Provided information:
* * * *
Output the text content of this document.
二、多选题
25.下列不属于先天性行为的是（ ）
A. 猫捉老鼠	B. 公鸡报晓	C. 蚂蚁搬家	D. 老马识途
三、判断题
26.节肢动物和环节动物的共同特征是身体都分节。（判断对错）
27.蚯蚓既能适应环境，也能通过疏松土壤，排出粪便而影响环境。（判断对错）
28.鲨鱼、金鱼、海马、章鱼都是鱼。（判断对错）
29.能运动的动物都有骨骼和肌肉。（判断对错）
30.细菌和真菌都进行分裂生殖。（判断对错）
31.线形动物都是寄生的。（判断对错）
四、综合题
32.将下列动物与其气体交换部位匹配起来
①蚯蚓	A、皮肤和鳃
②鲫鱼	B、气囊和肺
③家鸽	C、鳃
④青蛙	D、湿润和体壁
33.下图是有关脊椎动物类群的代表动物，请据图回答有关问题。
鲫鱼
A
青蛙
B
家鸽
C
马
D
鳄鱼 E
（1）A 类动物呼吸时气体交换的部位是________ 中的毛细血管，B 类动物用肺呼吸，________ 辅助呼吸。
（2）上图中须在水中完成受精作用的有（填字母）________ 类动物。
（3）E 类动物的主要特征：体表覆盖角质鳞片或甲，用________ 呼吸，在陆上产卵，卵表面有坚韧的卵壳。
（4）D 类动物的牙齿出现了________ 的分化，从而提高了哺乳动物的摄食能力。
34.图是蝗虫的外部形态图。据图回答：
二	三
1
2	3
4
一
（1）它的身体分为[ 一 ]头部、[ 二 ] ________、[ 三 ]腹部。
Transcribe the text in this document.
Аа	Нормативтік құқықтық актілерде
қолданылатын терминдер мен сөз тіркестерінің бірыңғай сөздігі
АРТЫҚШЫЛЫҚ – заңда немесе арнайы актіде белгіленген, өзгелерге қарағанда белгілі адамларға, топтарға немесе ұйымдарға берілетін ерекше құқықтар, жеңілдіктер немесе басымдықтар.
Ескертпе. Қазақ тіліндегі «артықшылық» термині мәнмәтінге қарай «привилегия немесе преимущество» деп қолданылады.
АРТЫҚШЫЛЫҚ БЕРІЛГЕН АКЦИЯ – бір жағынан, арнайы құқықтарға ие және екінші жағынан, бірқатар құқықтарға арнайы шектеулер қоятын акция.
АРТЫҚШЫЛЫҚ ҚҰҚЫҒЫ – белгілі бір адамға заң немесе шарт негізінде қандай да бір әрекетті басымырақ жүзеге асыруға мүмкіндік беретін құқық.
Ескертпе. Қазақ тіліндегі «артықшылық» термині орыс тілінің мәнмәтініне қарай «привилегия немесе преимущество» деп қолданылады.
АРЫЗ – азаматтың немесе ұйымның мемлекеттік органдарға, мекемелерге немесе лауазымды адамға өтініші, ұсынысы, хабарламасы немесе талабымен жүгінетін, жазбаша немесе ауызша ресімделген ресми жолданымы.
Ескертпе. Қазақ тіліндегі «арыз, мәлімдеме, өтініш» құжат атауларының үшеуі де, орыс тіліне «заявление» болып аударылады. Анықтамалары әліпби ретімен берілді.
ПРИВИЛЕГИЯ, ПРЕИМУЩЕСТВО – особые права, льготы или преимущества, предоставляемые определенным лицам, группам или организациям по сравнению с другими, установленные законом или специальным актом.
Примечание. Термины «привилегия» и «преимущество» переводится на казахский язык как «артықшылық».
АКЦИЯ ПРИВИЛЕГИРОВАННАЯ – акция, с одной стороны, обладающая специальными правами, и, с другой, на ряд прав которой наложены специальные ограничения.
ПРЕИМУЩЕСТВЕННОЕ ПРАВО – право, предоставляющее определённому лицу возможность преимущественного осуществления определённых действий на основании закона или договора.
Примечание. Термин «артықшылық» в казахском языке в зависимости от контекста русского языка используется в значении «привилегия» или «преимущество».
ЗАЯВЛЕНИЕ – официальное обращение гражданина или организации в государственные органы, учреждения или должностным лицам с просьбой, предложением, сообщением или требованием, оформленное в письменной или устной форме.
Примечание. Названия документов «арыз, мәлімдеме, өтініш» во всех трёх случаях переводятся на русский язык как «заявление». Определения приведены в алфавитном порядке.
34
* * * *
The task: Which lines hold the string "қолданылады"? Copy all of them from the data above.

Complete answer:
Ескертпе. Қазақ тіліндегі «артықшылық» термині мәнмәтінге қарай «привилегия немесе преимущество» деп қолданылады.
Ескертпе. Қазақ тіліндегі «артықшылық» термині орыс тілінің мәнмәтініне қарай «привилегия немесе преимущество» деп қолданылады.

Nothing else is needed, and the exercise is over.